◆ Dataset entries ◆
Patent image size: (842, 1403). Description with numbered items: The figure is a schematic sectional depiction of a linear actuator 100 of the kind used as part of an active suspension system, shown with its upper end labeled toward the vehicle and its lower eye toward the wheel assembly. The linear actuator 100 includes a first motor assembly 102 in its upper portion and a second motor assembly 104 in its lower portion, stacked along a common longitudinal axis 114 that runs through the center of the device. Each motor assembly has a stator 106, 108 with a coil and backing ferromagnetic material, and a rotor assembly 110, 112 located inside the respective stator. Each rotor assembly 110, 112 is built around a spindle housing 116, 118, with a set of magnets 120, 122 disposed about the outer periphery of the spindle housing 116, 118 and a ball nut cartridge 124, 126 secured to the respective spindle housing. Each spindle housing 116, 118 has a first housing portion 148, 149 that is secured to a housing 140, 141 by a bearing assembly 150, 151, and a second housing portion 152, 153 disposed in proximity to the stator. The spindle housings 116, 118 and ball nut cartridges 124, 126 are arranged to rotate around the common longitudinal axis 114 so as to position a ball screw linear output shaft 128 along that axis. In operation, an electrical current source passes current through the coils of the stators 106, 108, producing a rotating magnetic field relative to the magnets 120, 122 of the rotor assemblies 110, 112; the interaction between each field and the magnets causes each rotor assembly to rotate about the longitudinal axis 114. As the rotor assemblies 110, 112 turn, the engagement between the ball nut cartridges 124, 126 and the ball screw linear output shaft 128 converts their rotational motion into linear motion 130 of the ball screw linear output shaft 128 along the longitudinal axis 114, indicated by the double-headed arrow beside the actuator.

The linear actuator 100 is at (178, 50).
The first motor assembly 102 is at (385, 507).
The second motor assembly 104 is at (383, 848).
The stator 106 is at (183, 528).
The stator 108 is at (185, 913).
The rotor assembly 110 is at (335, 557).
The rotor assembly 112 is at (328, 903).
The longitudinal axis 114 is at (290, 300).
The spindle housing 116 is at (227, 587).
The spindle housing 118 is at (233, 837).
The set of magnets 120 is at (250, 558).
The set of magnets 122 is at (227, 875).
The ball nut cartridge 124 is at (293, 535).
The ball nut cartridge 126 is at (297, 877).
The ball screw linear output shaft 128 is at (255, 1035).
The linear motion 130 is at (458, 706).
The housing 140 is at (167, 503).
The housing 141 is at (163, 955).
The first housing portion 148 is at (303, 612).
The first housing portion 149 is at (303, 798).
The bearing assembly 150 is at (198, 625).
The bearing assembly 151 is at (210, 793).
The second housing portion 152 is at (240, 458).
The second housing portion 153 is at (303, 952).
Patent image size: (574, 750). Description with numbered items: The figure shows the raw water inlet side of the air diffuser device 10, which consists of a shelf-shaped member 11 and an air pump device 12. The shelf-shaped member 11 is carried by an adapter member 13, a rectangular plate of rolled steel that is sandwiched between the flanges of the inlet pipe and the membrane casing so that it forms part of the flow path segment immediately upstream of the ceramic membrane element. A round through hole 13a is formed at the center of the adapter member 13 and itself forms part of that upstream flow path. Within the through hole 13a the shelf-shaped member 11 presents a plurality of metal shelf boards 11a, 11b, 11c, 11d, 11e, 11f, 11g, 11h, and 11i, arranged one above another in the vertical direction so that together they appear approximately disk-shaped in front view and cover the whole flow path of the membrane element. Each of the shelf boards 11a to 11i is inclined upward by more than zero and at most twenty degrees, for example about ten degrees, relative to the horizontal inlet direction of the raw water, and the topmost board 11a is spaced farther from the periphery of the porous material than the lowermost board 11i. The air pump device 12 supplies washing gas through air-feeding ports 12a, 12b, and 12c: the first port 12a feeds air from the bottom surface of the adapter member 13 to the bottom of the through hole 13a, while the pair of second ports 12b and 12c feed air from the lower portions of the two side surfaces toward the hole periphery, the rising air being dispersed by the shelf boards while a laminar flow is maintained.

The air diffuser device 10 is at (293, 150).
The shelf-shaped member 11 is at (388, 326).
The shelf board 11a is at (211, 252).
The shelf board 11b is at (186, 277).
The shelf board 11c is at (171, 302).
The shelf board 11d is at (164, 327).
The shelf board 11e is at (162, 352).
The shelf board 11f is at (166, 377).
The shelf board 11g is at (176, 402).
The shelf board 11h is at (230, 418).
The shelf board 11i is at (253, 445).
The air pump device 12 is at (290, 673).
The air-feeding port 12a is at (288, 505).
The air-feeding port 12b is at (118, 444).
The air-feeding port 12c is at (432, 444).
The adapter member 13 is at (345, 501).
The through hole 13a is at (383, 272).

◆ Set task ◆
Please rewrite all the data above, replacing "active suspension system" with "adaptive suspension system" and leaving everything else unchanged.

◆ Response below ◆
Patent image size: (842, 1403). Description with numbered items: The figure is a schematic sectional depiction of a linear actuator 100 of the kind used as part of an adaptive suspension system, shown with its upper end labeled toward the vehicle and its lower eye toward the wheel assembly. The linear actuator 100 includes a first motor assembly 102 in its upper portion and a second motor assembly 104 in its lower portion, stacked along a common longitudinal axis 114 that runs through the center of the device. Each motor assembly has a stator 106, 108 with a coil and backing ferromagnetic material, and a rotor assembly 110, 112 located inside the respective stator. Each rotor assembly 110, 112 is built around a spindle housing 116, 118, with a set of magnets 120, 122 disposed about the outer periphery of the spindle housing 116, 118 and a ball nut cartridge 124, 126 secured to the respective spindle housing. Each spindle housing 116, 118 has a first housing portion 148, 149 that is secured to a housing 140, 141 by a bearing assembly 150, 151, and a second housing portion 152, 153 disposed in proximity to the stator. The spindle housings 116, 118 and ball nut cartridges 124, 126 are arranged to rotate around the common longitudinal axis 114 so as to position a ball screw linear output shaft 128 along that axis. In operation, an electrical current source passes current through the coils of the stators 106, 108, producing a rotating magnetic field relative to the magnets 120, 122 of the rotor assemblies 110, 112; the interaction between each field and the magnets causes each rotor assembly to rotate about the longitudinal axis 114. As the rotor assemblies 110, 112 turn, the engagement between the ball nut cartridges 124, 126 and the ball screw linear output shaft 128 converts their rotational motion into linear motion 130 of the ball screw linear output shaft 128 along the longitudinal axis 114, indicated by the double-headed arrow beside the actuator.

The linear actuator 100 is at (178, 50).
The first motor assembly 102 is at (385, 507).
The second motor assembly 104 is at (383, 848).
The stator 106 is at (183, 528).
The stator 108 is at (185, 913).
The rotor assembly 110 is at (335, 557).
The rotor assembly 112 is at (328, 903).
The longitudinal axis 114 is at (290, 300).
The spindle housing 116 is at (227, 587).
The spindle housing 118 is at (233, 837).
The set of magnets 120 is at (250, 558).
The set of magnets 122 is at (227, 875).
The ball nut cartridge 124 is at (293, 535).
The ball nut cartridge 126 is at (297, 877).
The ball screw linear output shaft 128 is at (255, 1035).
The linear motion 130 is at (458, 706).
The housing 140 is at (167, 503).
The housing 141 is at (163, 955).
The first housing portion 148 is at (303, 612).
The first housing portion 149 is at (303, 798).
The bearing assembly 150 is at (198, 625).
The bearing assembly 151 is at (210, 793).
The second housing portion 152 is at (240, 458).
The second housing portion 153 is at (303, 952).
Patent image size: (574, 750). Description with numbered items: The figure shows the raw water inlet side of the air diffuser device 10, which consists of a shelf-shaped member 11 and an air pump device 12. The shelf-shaped member 11 is carried by an adapter member 13, a rectangular plate of rolled steel that is sandwiched between the flanges of the inlet pipe and the membrane casing so that it forms part of the flow path segment immediately upstream of the ceramic membrane element. A round through hole 13a is formed at the center of the adapter member 13 and itself forms part of that upstream flow path. Within the through hole 13a the shelf-shaped member 11 presents a plurality of metal shelf boards 11a, 11b, 11c, 11d, 11e, 11f, 11g, 11h, and 11i, arranged one above another in the vertical direction so that together they appear approximately disk-shaped in front view and cover the whole flow path of the membrane element. Each of the shelf boards 11a to 11i is inclined upward by more than zero and at most twenty degrees, for example about ten degrees, relative to the horizontal inlet direction of the raw water, and the topmost board 11a is spaced farther from the periphery of the porous material than the lowermost board 11i. The air pump device 12 supplies washing gas through air-feeding ports 12a, 12b, and 12c: the first port 12a feeds air from the bottom surface of the adapter member 13 to the bottom of the through hole 13a, while the pair of second ports 12b and 12c feed air from the lower portions of the two side surfaces toward the hole periphery, the rising air being dispersed by the shelf boards while a laminar flow is maintained.

The air diffuser device 10 is at (293, 150).
The shelf-shaped member 11 is at (388, 326).
The shelf board 11a is at (211, 252).
The shelf board 11b is at (186, 277).
The shelf board 11c is at (171, 302).
The shelf board 11d is at (164, 327).
The shelf board 11e is at (162, 352).
The shelf board 11f is at (166, 377).
The shelf board 11g is at (176, 402).
The shelf board 11h is at (230, 418).
The shelf board 11i is at (253, 445).
The air pump device 12 is at (290, 673).
The air-feeding port 12a is at (288, 505).
The air-feeding port 12b is at (118, 444).
The air-feeding port 12c is at (432, 444).
The adapter member 13 is at (345, 501).
The through hole 13a is at (383, 272).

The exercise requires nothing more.